== REQUIRED WORK ==
Set the pictures aside and set down only the lines from the line holding "Give me a plain-text" through the end of the entries below, ends included.

== DATA EXCERPTS ==

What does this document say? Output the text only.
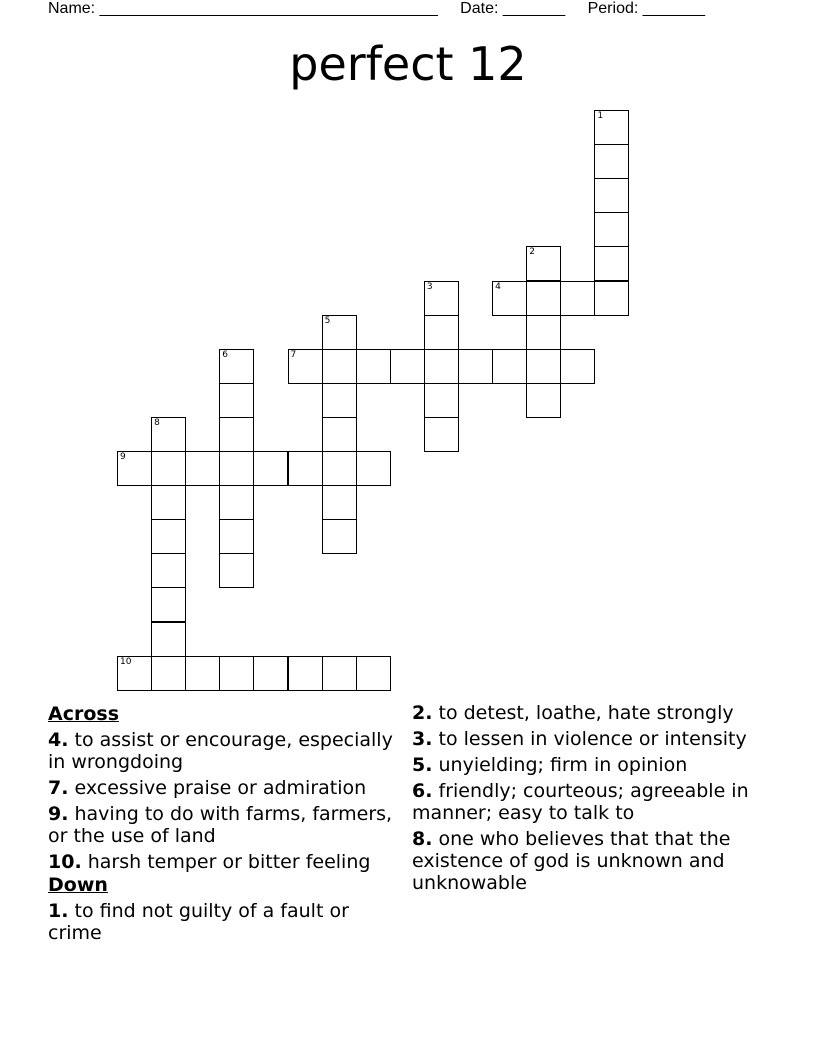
Name: ______________________________________ Date: _______ Period: _______
perfect 12
1
2
3	4
5
6	7
8
9
10
Across
4. to assist or encourage, especially in wrongdoing
7. excessive praise or admiration
9. having to do with farms, farmers, or the use of land
10. harsh temper or bitter feeling
Down
1. to find not guilty of a fault or crime
2. to detest, loathe, hate strongly
3. to lessen in violence or intensity
5. unyielding; firm in opinion
6. friendly; courteous; agreeable in manner; easy to talk to
8. one who believes that that the existence of god is unknown and unknowable
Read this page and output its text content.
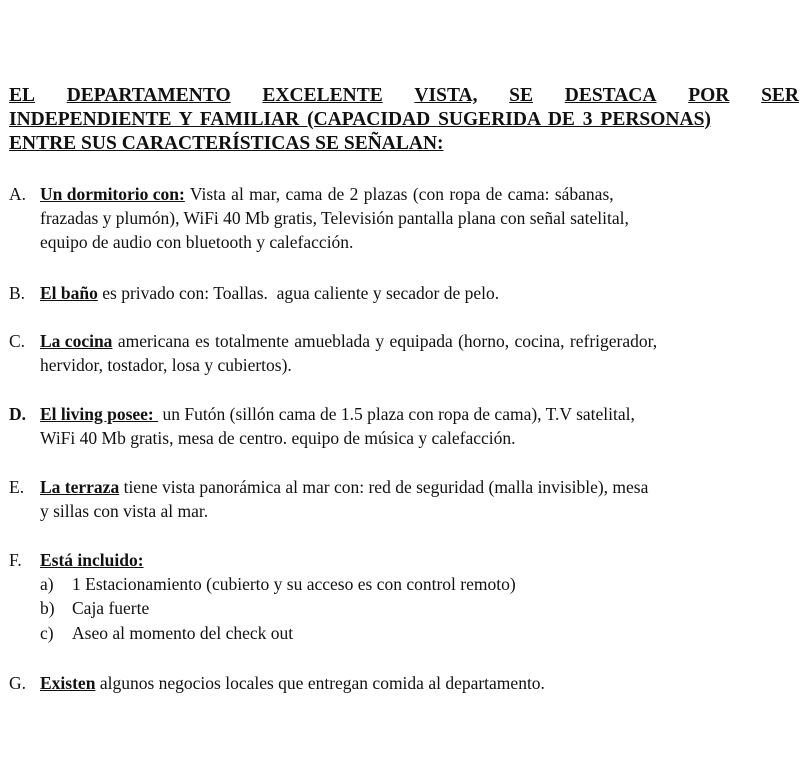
EL DEPARTAMENTO EXCELENTE VISTA, SE DESTACA POR SER
INDEPENDIENTE Y FAMILIAR (CAPACIDAD SUGERIDA DE 3 PERSONAS)
ENTRE SUS CARACTERÍSTICAS SE SEÑALAN:
A. Un dormitorio con: Vista al mar, cama de 2 plazas (con ropa de cama: sábanas,
frazadas y plumón), WiFi 40 Mb gratis, Televisión pantalla plana con señal satelital,
equipo de audio con bluetooth y calefacción.
B. El baño es privado con: Toallas.  agua caliente y secador de pelo.
C. La cocina americana es totalmente amueblada y equipada (horno, cocina, refrigerador,
hervidor, tostador, losa y cubiertos).
D. El living posee:  un Futón (sillón cama de 1.5 plaza con ropa de cama), T.V satelital,
WiFi 40 Mb gratis, mesa de centro. equipo de música y calefacción.
E. La terraza tiene vista panorámica al mar con: red de seguridad (malla invisible), mesa
y sillas con vista al mar.
F.	Está incluido:
a) 1 Estacionamiento (cubierto y su acceso es con control remoto)
b) Caja fuerte
c) Aseo al momento del check out
G. Existen algunos negocios locales que entregan comida al departamento.
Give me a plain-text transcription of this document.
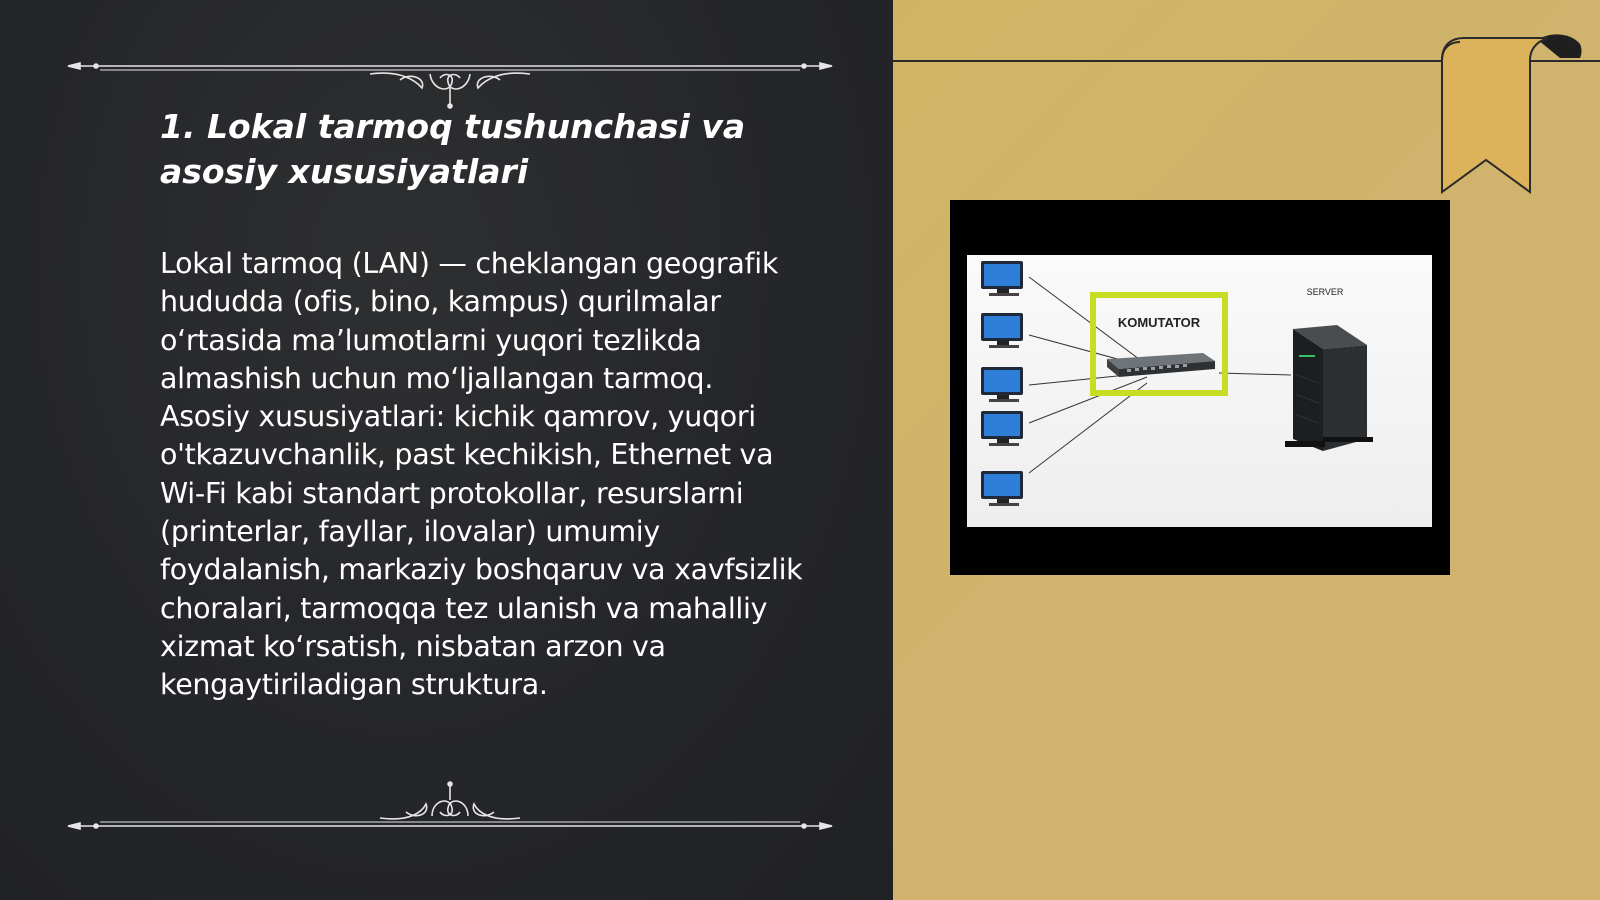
1. Lokal tarmoq tushunchasi va asosiy xususiyatlari

Lokal tarmoq (LAN) — cheklangan geografik
hududda (ofis, bino, kampus) qurilmalar
o‘rtasida ma’lumotlarni yuqori tezlikda
almashish uchun mo‘ljallangan tarmoq.
Asosiy xususiyatlari: kichik qamrov, yuqori
o'tkazuvchanlik, past kechikish, Ethernet va
Wi-Fi kabi standart protokollar, resurslarni
(printerlar, fayllar, ilovalar) umumiy
foydalanish, markaziy boshqaruv va xavfsizlik
choralari, tarmoqqa tez ulanish va mahalliy
xizmat ko‘rsatish, nisbatan arzon va
kengaytiriladigan struktura.

KOMUTATOR
SERVER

== FINISHED ANSWER ==
Give me a plain-text transcription of this document.
1. Lokal tarmoq tushunchasi va asosiy xususiyatlari

Lokal tarmoq (LAN) — cheklangan geografik
hududda (ofis, bino, kampus) qurilmalar
o‘rtasida ma’lumotlarni yuqori tezlikda
almashish uchun mo‘ljallangan tarmoq.
Asosiy xususiyatlari: kichik qamrov, yuqori
o'tkazuvchanlik, past kechikish, Ethernet va
Wi-Fi kabi standart protokollar, resurslarni
(printerlar, fayllar, ilovalar) umumiy
foydalanish, markaziy boshqaruv va xavfsizlik
choralari, tarmoqqa tez ulanish va mahalliy
xizmat ko‘rsatish, nisbatan arzon va
kengaytiriladigan struktura.

KOMUTATOR
SERVER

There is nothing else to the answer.